• [Exercise instructions]: Copy the data precisely, character for character, and leave out every picture.

_____

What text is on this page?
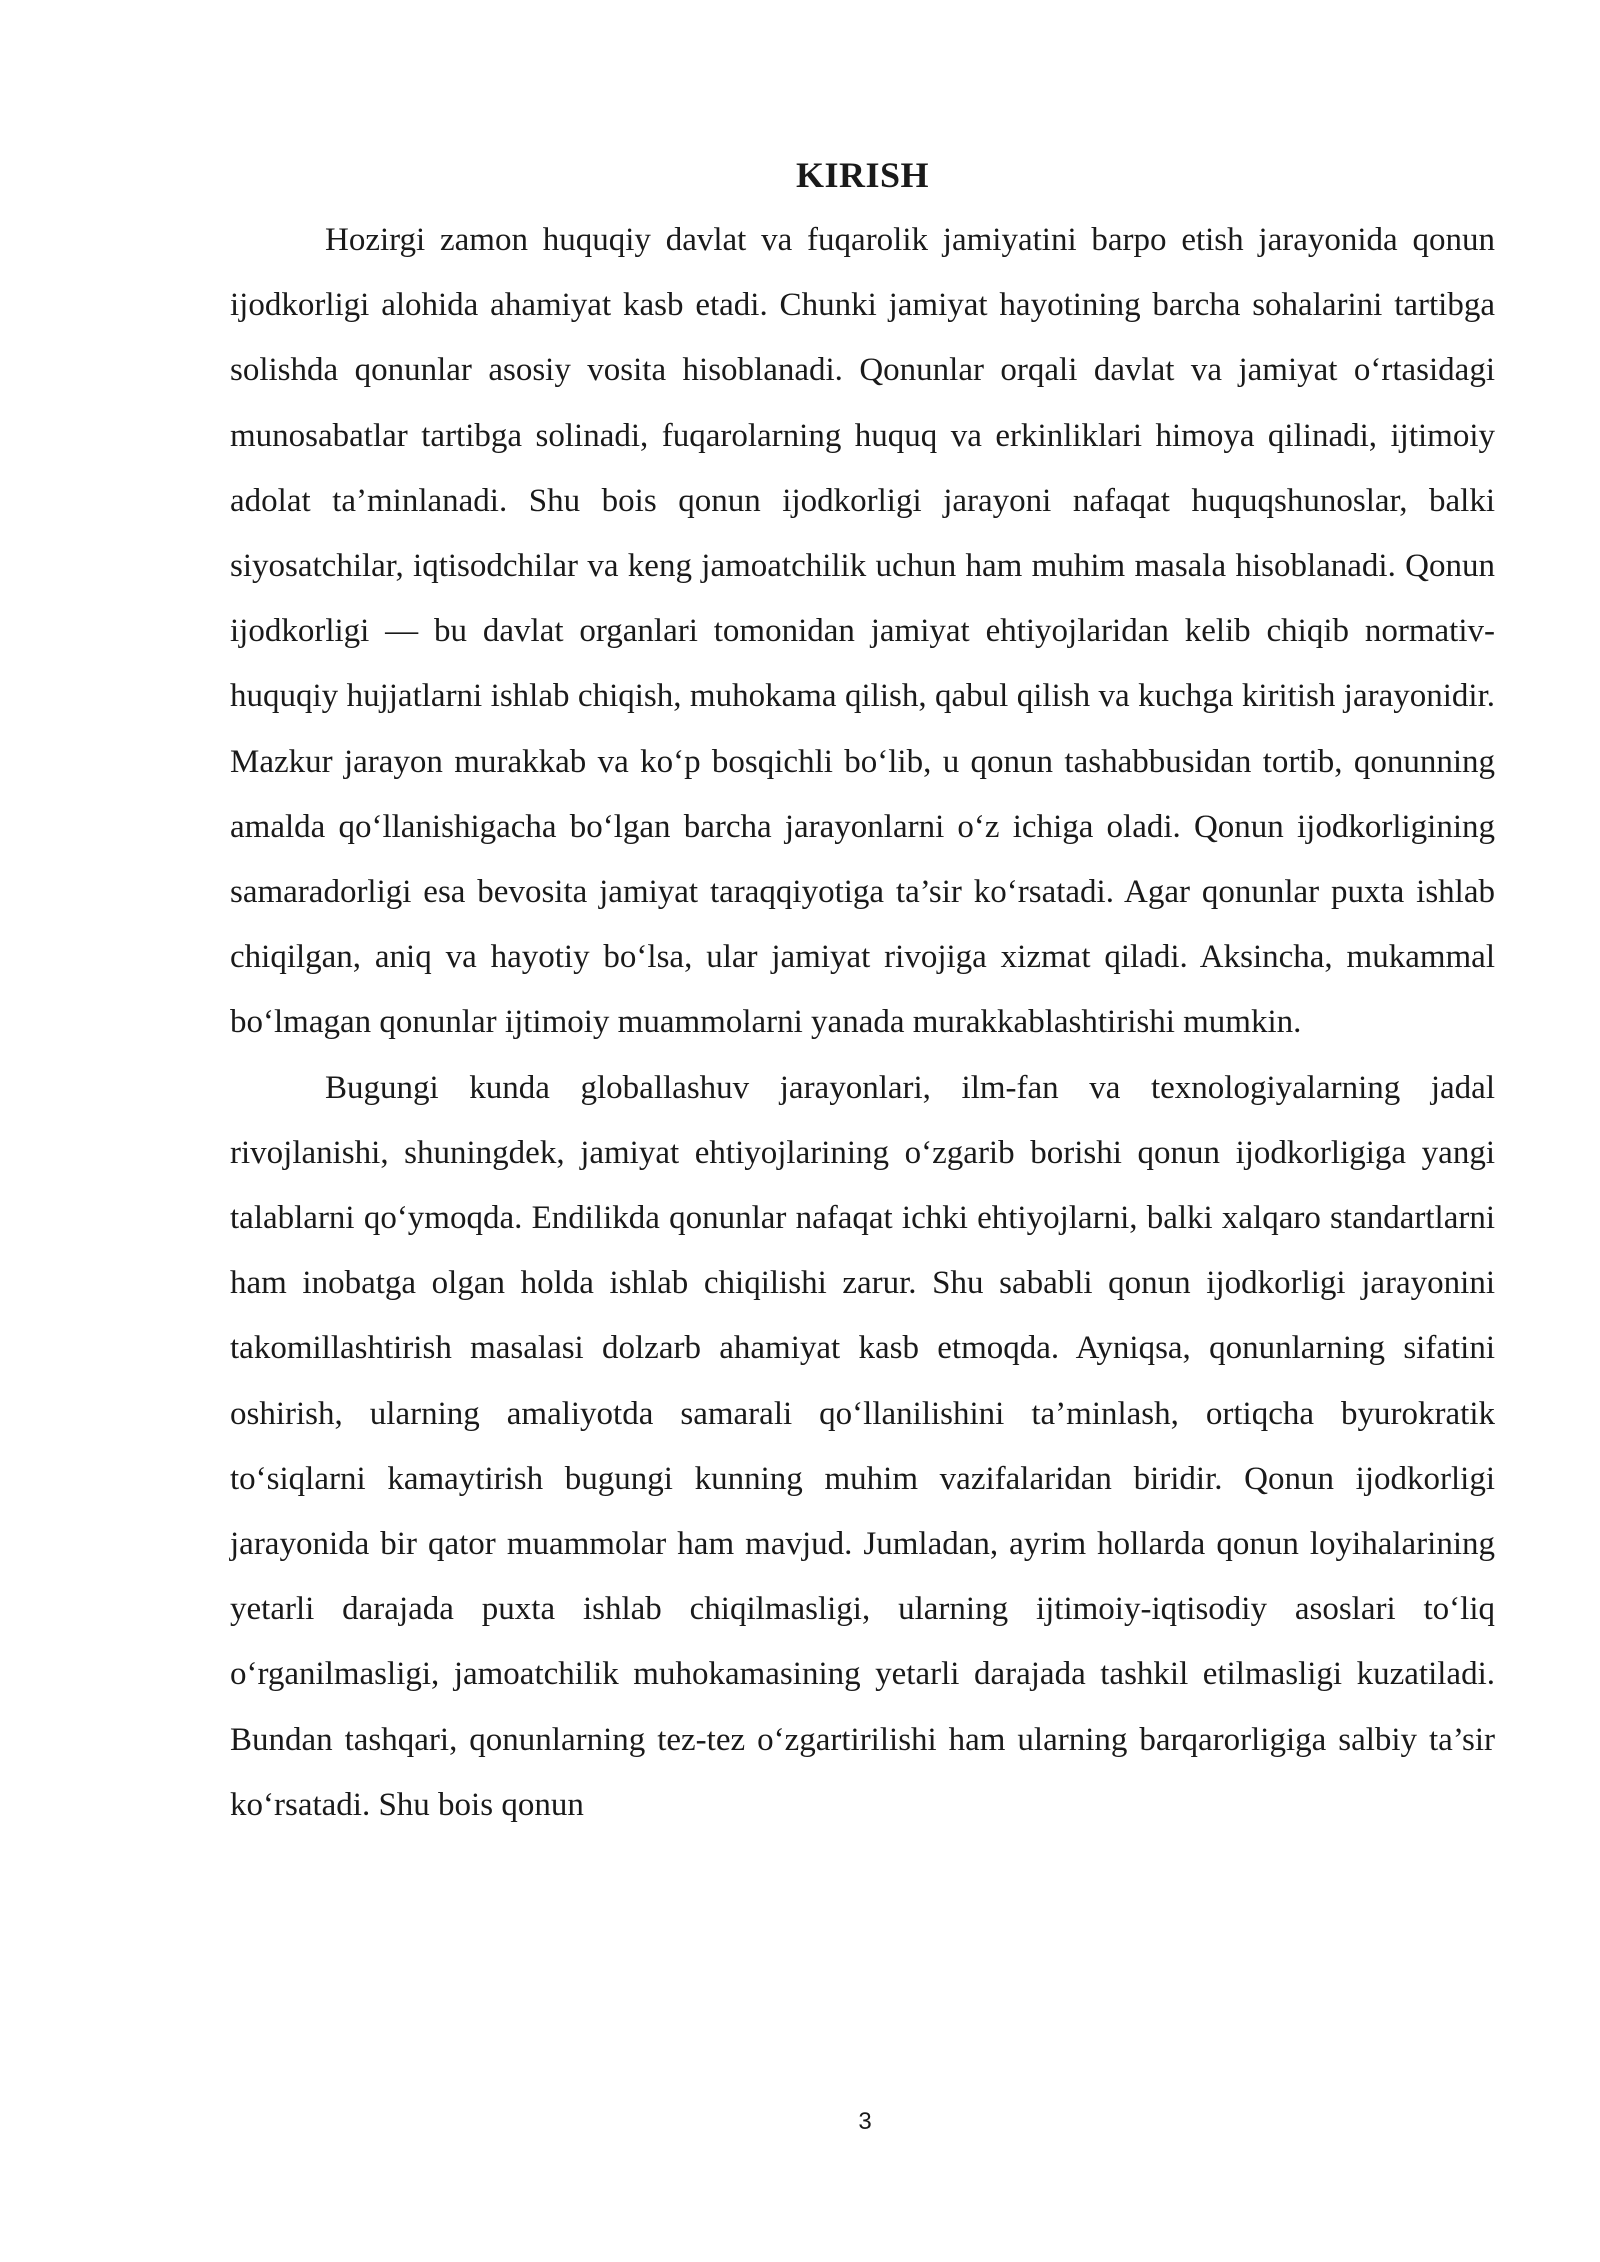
KIRISH

Hozirgi zamon huquqiy davlat va fuqarolik jamiyatini barpo etish jarayonida qonun ijodkorligi alohida ahamiyat kasb etadi. Chunki jamiyat hayotining barcha sohalarini tartibga solishda qonunlar asosiy vosita hisoblanadi. Qonunlar orqali davlat va jamiyat o‘rtasidagi munosabatlar tartibga solinadi, fuqarolarning huquq va erkinliklari himoya qilinadi, ijtimoiy adolat ta’minlanadi. Shu bois qonun ijodkorligi jarayoni nafaqat huquqshunoslar, balki siyosatchilar, iqtisodchilar va keng jamoatchilik uchun ham muhim masala hisoblanadi. Qonun ijodkorligi — bu davlat organlari tomonidan jamiyat ehtiyojlaridan kelib chiqib normativ-huquqiy hujjatlarni ishlab chiqish, muhokama qilish, qabul qilish va kuchga kiritish jarayonidir. Mazkur jarayon murakkab va ko‘p bosqichli bo‘lib, u qonun tashabbusidan tortib, qonunning amalda qo‘llanishigacha bo‘lgan barcha jarayonlarni o‘z ichiga oladi. Qonun ijodkorligining samaradorligi esa bevosita jamiyat taraqqiyotiga ta’sir ko‘rsatadi. Agar qonunlar puxta ishlab chiqilgan, aniq va hayotiy bo‘lsa, ular jamiyat rivojiga xizmat qiladi. Aksincha, mukammal bo‘lmagan qonunlar ijtimoiy muammolarni yanada murakkablashtirishi mumkin.

Bugungi kunda globallashuv jarayonlari, ilm-fan va texnologiyalarning jadal rivojlanishi, shuningdek, jamiyat ehtiyojlarining o‘zgarib borishi qonun ijodkorligiga yangi talablarni qo‘ymoqda. Endilikda qonunlar nafaqat ichki ehtiyojlarni, balki xalqaro standartlarni ham inobatga olgan holda ishlab chiqilishi zarur. Shu sababli qonun ijodkorligi jarayonini takomillashtirish masalasi dolzarb ahamiyat kasb etmoqda. Ayniqsa, qonunlarning sifatini oshirish, ularning amaliyotda samarali qo‘llanilishini ta’minlash, ortiqcha byurokratik to‘siqlarni kamaytirish bugungi kunning muhim vazifalaridan biridir. Qonun ijodkorligi jarayonida bir qator muammolar ham mavjud. Jumladan, ayrim hollarda qonun loyihalarining yetarli darajada puxta ishlab chiqilmasligi, ularning ijtimoiy-iqtisodiy asoslari to‘liq o‘rganilmasligi, jamoatchilik muhokamasining yetarli darajada tashkil etilmasligi kuzatiladi. Bundan tashqari, qonunlarning tez-tez o‘zgartirilishi ham ularning barqarorligiga salbiy ta’sir ko‘rsatadi. Shu bois qonun

3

_____

• [Right answer]:
What text is on this page?
KIRISH

Hozirgi zamon huquqiy davlat va fuqarolik jamiyatini barpo etish jarayonida qonun ijodkorligi alohida ahamiyat kasb etadi. Chunki jamiyat hayotining barcha sohalarini tartibga solishda qonunlar asosiy vosita hisoblanadi. Qonunlar orqali davlat va jamiyat o‘rtasidagi munosabatlar tartibga solinadi, fuqarolarning huquq va erkinliklari himoya qilinadi, ijtimoiy adolat ta’minlanadi. Shu bois qonun ijodkorligi jarayoni nafaqat huquqshunoslar, balki siyosatchilar, iqtisodchilar va keng jamoatchilik uchun ham muhim masala hisoblanadi. Qonun ijodkorligi — bu davlat organlari tomonidan jamiyat ehtiyojlaridan kelib chiqib normativ-huquqiy hujjatlarni ishlab chiqish, muhokama qilish, qabul qilish va kuchga kiritish jarayonidir. Mazkur jarayon murakkab va ko‘p bosqichli bo‘lib, u qonun tashabbusidan tortib, qonunning amalda qo‘llanishigacha bo‘lgan barcha jarayonlarni o‘z ichiga oladi. Qonun ijodkorligining samaradorligi esa bevosita jamiyat taraqqiyotiga ta’sir ko‘rsatadi. Agar qonunlar puxta ishlab chiqilgan, aniq va hayotiy bo‘lsa, ular jamiyat rivojiga xizmat qiladi. Aksincha, mukammal bo‘lmagan qonunlar ijtimoiy muammolarni yanada murakkablashtirishi mumkin.

Bugungi kunda globallashuv jarayonlari, ilm-fan va texnologiyalarning jadal rivojlanishi, shuningdek, jamiyat ehtiyojlarining o‘zgarib borishi qonun ijodkorligiga yangi talablarni qo‘ymoqda. Endilikda qonunlar nafaqat ichki ehtiyojlarni, balki xalqaro standartlarni ham inobatga olgan holda ishlab chiqilishi zarur. Shu sababli qonun ijodkorligi jarayonini takomillashtirish masalasi dolzarb ahamiyat kasb etmoqda. Ayniqsa, qonunlarning sifatini oshirish, ularning amaliyotda samarali qo‘llanilishini ta’minlash, ortiqcha byurokratik to‘siqlarni kamaytirish bugungi kunning muhim vazifalaridan biridir. Qonun ijodkorligi jarayonida bir qator muammolar ham mavjud. Jumladan, ayrim hollarda qonun loyihalarining yetarli darajada puxta ishlab chiqilmasligi, ularning ijtimoiy-iqtisodiy asoslari to‘liq o‘rganilmasligi, jamoatchilik muhokamasining yetarli darajada tashkil etilmasligi kuzatiladi. Bundan tashqari, qonunlarning tez-tez o‘zgartirilishi ham ularning barqarorligiga salbiy ta’sir ko‘rsatadi. Shu bois qonun

3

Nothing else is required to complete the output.